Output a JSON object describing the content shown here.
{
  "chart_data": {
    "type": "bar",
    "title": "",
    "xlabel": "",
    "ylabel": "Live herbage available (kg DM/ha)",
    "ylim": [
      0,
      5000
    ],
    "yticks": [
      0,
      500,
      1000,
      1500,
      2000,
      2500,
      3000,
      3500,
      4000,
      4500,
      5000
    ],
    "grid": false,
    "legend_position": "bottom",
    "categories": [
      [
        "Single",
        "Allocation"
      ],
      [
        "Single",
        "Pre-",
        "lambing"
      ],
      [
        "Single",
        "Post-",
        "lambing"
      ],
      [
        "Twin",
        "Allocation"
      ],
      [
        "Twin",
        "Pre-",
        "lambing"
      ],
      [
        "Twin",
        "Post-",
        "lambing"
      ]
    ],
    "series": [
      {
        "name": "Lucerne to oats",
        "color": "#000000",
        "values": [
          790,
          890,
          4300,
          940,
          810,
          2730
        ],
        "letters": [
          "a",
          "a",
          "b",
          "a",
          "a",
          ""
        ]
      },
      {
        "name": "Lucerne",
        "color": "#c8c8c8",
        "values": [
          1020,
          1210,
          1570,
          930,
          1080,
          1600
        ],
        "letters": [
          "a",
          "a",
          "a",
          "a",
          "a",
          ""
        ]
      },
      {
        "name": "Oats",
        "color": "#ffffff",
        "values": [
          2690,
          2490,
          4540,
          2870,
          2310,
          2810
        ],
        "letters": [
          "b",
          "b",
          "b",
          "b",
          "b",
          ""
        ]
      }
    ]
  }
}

_GOAL_
Find the lines containing "color" and pull them out.

_TASK ANSWER_
        "color": "#000000",
        "color": "#c8c8c8",
        "color": "#ffffff",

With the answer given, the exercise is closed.